Excerpt from a dataset:
—————

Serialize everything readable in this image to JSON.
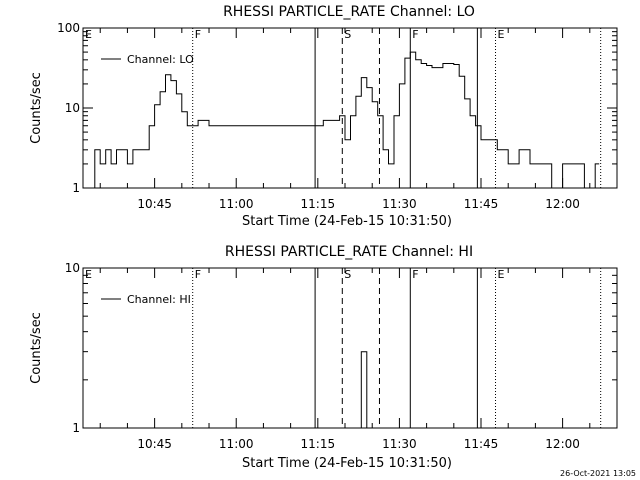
{
  "footer_stamp": "26-Oct-2021 13:05",
  "chart_data": [
    {
      "type": "line",
      "title": "RHESSI PARTICLE_RATE Channel: LO",
      "xlabel": "Start Time (24-Feb-15 10:31:50)",
      "ylabel": "Counts/sec",
      "yscale": "log",
      "ylim": [
        1,
        100
      ],
      "ytick_labels": [
        "1",
        "10",
        "100"
      ],
      "xlim": [
        "10:31:50",
        "12:10:00"
      ],
      "xtick_labels": [
        "10:45",
        "11:00",
        "11:15",
        "11:30",
        "11:45",
        "12:00"
      ],
      "legend": {
        "entry": "Channel: LO",
        "placement": "top-left"
      },
      "series": [
        {
          "name": "Channel: LO",
          "x": [
            "10:33:00",
            "10:34:00",
            "10:35:00",
            "10:36:00",
            "10:37:00",
            "10:38:00",
            "10:39:00",
            "10:40:00",
            "10:41:00",
            "10:42:00",
            "10:43:00",
            "10:44:00",
            "10:45:00",
            "10:46:00",
            "10:47:00",
            "10:48:00",
            "10:49:00",
            "10:50:00",
            "10:51:00",
            "10:52:00",
            "10:53:00",
            "10:55:00",
            "10:58:00",
            "11:01:00",
            "11:04:00",
            "11:07:00",
            "11:10:00",
            "11:13:00",
            "11:16:00",
            "11:18:00",
            "11:19:00",
            "11:20:00",
            "11:21:00",
            "11:22:00",
            "11:23:00",
            "11:24:00",
            "11:25:00",
            "11:26:00",
            "11:27:00",
            "11:28:00",
            "11:29:00",
            "11:30:00",
            "11:31:00",
            "11:32:00",
            "11:33:00",
            "11:34:00",
            "11:35:00",
            "11:36:00",
            "11:38:00",
            "11:40:00",
            "11:41:00",
            "11:42:00",
            "11:43:00",
            "11:44:00",
            "11:45:00",
            "11:46:00",
            "11:48:00",
            "11:50:00",
            "11:52:00",
            "11:54:00",
            "11:56:00",
            "11:58:00",
            "12:00:00",
            "12:02:00",
            "12:04:00",
            "12:06:00"
          ],
          "values": [
            1,
            3,
            2,
            3,
            2,
            3,
            3,
            2,
            3,
            3,
            3,
            6,
            11,
            16,
            26,
            22,
            15,
            9,
            6,
            6,
            7,
            6,
            6,
            6,
            6,
            6,
            6,
            6,
            7,
            7,
            8,
            4,
            8,
            14,
            24,
            18,
            12,
            8,
            3,
            2,
            8,
            20,
            42,
            50,
            40,
            36,
            34,
            32,
            36,
            35,
            25,
            13,
            8,
            6,
            4,
            4,
            3,
            2,
            3,
            2,
            2,
            1,
            2,
            2,
            1,
            2
          ]
        }
      ],
      "markers": [
        {
          "label": "E",
          "time": "10:31:50",
          "style": "none"
        },
        {
          "label": "F",
          "time": "10:52:00",
          "style": "dotted"
        },
        {
          "label": "",
          "time": "11:14:30",
          "style": "solid"
        },
        {
          "label": "S",
          "time": "11:19:30",
          "style": "dashed"
        },
        {
          "label": "",
          "time": "11:26:20",
          "style": "dashed"
        },
        {
          "label": "F",
          "time": "11:32:00",
          "style": "solid"
        },
        {
          "label": "",
          "time": "11:44:20",
          "style": "solid"
        },
        {
          "label": "E",
          "time": "11:47:40",
          "style": "dotted"
        },
        {
          "label": "",
          "time": "12:07:00",
          "style": "dotted"
        }
      ]
    },
    {
      "type": "line",
      "title": "RHESSI PARTICLE_RATE Channel: HI",
      "xlabel": "Start Time (24-Feb-15 10:31:50)",
      "ylabel": "Counts/sec",
      "yscale": "log",
      "ylim": [
        1,
        10
      ],
      "ytick_labels": [
        "1",
        "10"
      ],
      "xlim": [
        "10:31:50",
        "12:10:00"
      ],
      "xtick_labels": [
        "10:45",
        "11:00",
        "11:15",
        "11:30",
        "11:45",
        "12:00"
      ],
      "legend": {
        "entry": "Channel: HI",
        "placement": "top-left"
      },
      "series": [
        {
          "name": "Channel: HI",
          "x": [
            "11:22:30",
            "11:23:00",
            "11:23:40",
            "11:24:00"
          ],
          "values": [
            1,
            3,
            3,
            1
          ]
        }
      ],
      "markers": [
        {
          "label": "E",
          "time": "10:31:50",
          "style": "none"
        },
        {
          "label": "F",
          "time": "10:52:00",
          "style": "dotted"
        },
        {
          "label": "",
          "time": "11:14:30",
          "style": "solid"
        },
        {
          "label": "S",
          "time": "11:19:30",
          "style": "dashed"
        },
        {
          "label": "",
          "time": "11:26:20",
          "style": "dashed"
        },
        {
          "label": "F",
          "time": "11:32:00",
          "style": "solid"
        },
        {
          "label": "",
          "time": "11:44:20",
          "style": "solid"
        },
        {
          "label": "E",
          "time": "11:47:40",
          "style": "dotted"
        },
        {
          "label": "",
          "time": "12:07:00",
          "style": "dotted"
        }
      ]
    }
  ]
}
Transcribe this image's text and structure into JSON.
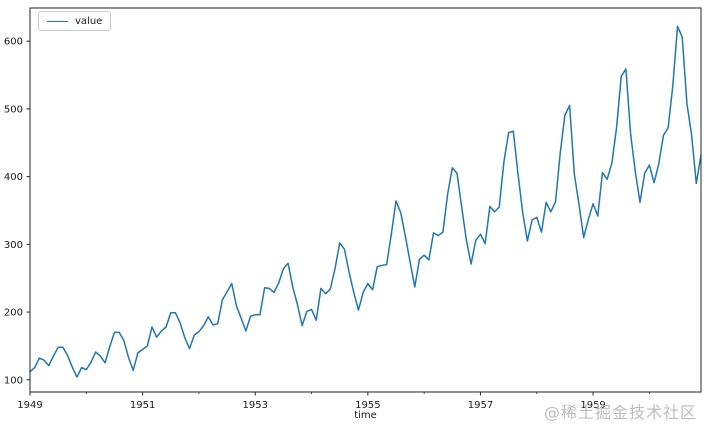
{
  "watermark": {
    "text": "@稀土掘金技术社区"
  },
  "chart_data": {
    "type": "line",
    "title": "",
    "xlabel": "time",
    "ylabel": "",
    "grid": false,
    "legend": {
      "position": "upper left",
      "entries": [
        "value"
      ]
    },
    "line_color": "#1f77b4",
    "frame_color": "#262626",
    "x_start_year": 1949,
    "x_frequency": "monthly",
    "x_tick_labels": [
      "1949",
      "1951",
      "1953",
      "1955",
      "1957",
      "1959"
    ],
    "x_minor_tick_years": [
      1950,
      1952,
      1954,
      1956,
      1958,
      1960
    ],
    "y_ticks": [
      100,
      200,
      300,
      400,
      500,
      600
    ],
    "ylim": [
      82,
      649
    ],
    "series": [
      {
        "name": "value",
        "values": [
          112,
          118,
          132,
          129,
          121,
          135,
          148,
          148,
          136,
          119,
          104,
          118,
          115,
          126,
          141,
          135,
          125,
          149,
          170,
          170,
          158,
          133,
          114,
          140,
          145,
          150,
          178,
          163,
          172,
          178,
          199,
          199,
          184,
          162,
          146,
          166,
          171,
          180,
          193,
          181,
          183,
          218,
          230,
          242,
          209,
          191,
          172,
          194,
          196,
          196,
          236,
          235,
          229,
          243,
          264,
          272,
          237,
          211,
          180,
          201,
          204,
          188,
          235,
          227,
          234,
          264,
          302,
          293,
          259,
          229,
          203,
          229,
          242,
          233,
          267,
          269,
          270,
          315,
          364,
          347,
          312,
          274,
          237,
          278,
          284,
          277,
          317,
          313,
          318,
          374,
          413,
          405,
          355,
          306,
          271,
          306,
          315,
          301,
          356,
          348,
          355,
          422,
          465,
          467,
          404,
          347,
          305,
          336,
          340,
          318,
          362,
          348,
          363,
          435,
          491,
          505,
          404,
          359,
          310,
          337,
          360,
          342,
          406,
          396,
          420,
          472,
          548,
          559,
          463,
          407,
          362,
          405,
          417,
          391,
          419,
          461,
          472,
          535,
          622,
          606,
          508,
          461,
          390,
          432
        ]
      }
    ]
  }
}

—————

Go over the records above line by line and count those holding the word "image". Reply only with the number.

Output of the task: 2